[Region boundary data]

## begin

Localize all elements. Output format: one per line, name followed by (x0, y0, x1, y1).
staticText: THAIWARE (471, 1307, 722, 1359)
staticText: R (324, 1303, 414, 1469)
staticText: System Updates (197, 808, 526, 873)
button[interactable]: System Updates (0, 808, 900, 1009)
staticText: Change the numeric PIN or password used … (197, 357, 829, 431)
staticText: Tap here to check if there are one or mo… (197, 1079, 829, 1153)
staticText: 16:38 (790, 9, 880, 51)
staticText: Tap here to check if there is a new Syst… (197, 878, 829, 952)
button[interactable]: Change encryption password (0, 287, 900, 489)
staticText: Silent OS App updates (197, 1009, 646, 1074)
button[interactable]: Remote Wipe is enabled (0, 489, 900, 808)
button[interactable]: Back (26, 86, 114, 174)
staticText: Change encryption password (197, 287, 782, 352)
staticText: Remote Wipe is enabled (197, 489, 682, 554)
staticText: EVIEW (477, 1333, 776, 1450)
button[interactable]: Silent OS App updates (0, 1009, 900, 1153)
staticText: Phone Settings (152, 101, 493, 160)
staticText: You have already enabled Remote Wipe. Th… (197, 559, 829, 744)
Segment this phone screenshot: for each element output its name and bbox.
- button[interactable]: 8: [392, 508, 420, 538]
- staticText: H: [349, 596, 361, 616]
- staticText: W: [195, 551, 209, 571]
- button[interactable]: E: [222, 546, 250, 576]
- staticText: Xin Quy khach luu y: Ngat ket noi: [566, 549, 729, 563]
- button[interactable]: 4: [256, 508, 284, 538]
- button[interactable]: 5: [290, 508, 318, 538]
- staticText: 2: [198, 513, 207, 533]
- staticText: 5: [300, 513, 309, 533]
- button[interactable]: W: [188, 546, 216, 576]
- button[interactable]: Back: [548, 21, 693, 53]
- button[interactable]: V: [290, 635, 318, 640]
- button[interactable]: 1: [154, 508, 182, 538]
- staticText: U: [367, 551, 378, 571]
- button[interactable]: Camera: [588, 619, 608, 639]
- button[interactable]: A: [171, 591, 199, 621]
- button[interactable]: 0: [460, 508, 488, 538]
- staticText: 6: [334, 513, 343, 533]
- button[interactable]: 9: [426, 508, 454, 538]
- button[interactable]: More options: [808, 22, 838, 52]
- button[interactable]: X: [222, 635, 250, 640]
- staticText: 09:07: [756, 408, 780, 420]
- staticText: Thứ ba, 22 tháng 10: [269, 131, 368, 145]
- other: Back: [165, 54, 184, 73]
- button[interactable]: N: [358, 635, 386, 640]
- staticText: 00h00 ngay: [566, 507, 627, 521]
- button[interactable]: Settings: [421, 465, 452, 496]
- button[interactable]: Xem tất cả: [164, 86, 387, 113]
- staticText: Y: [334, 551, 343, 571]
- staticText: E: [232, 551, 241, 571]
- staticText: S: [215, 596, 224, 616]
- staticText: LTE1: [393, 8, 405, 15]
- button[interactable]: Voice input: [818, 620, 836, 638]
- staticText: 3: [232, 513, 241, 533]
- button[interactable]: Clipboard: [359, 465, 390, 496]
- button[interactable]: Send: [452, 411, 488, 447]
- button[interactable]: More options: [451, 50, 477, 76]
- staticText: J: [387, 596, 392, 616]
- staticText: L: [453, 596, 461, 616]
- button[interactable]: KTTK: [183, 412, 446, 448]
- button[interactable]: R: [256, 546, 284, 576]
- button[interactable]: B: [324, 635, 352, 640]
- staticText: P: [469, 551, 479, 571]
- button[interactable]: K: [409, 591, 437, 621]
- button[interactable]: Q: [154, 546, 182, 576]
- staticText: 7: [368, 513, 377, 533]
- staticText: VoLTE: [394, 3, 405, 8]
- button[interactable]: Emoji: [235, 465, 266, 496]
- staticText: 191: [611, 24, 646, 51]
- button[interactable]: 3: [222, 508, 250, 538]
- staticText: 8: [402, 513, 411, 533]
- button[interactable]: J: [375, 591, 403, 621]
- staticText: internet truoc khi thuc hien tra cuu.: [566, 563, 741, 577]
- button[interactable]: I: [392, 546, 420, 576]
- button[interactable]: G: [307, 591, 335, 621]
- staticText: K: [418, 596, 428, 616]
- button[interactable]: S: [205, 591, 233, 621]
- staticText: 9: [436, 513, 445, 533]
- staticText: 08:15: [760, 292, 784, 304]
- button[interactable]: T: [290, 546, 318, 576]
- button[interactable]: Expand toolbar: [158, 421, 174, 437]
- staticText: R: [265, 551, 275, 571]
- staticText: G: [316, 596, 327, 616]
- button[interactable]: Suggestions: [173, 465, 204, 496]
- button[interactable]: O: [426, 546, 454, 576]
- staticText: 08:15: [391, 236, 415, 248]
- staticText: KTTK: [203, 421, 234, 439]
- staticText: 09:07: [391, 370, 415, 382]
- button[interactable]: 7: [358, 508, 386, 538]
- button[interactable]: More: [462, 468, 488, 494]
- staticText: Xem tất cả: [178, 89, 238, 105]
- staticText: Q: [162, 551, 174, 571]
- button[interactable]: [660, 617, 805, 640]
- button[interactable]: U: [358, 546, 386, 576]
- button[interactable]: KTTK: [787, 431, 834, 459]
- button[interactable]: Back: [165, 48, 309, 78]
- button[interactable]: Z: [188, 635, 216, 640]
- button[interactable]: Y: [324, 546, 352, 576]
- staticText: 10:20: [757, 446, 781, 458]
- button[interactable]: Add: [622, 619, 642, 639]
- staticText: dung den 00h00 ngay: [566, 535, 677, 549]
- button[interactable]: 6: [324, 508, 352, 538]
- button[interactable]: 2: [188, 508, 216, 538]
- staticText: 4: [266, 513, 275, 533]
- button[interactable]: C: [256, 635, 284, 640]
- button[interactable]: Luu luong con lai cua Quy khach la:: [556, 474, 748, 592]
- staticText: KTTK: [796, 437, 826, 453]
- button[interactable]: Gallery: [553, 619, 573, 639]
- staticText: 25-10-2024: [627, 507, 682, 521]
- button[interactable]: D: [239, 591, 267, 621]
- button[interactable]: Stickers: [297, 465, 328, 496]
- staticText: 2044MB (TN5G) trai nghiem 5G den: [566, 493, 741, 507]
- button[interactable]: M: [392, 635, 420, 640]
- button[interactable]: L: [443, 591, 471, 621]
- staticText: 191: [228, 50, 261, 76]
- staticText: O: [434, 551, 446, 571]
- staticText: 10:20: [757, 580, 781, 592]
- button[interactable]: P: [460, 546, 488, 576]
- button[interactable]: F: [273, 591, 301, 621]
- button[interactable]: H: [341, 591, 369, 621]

## end

Render everything from the beginning of the material down to and including the line that contains "staticText: Tap here to check if there are" as a numbered list, omitting any blank lines.

### Output below
1. Localize all elements. Output format: one per line, name followed by (x0, y0, x1, y1).
2. staticText: THAIWARE (471, 1307, 722, 1359)
3. staticText: R (324, 1303, 414, 1469)
4. staticText: System Updates (197, 808, 526, 873)
5. button[interactable]: System Updates (0, 808, 900, 1009)
6. staticText: Change the numeric PIN or password used … (197, 357, 829, 431)
7. staticText: Tap here to check if there are one or mo… (197, 1079, 829, 1153)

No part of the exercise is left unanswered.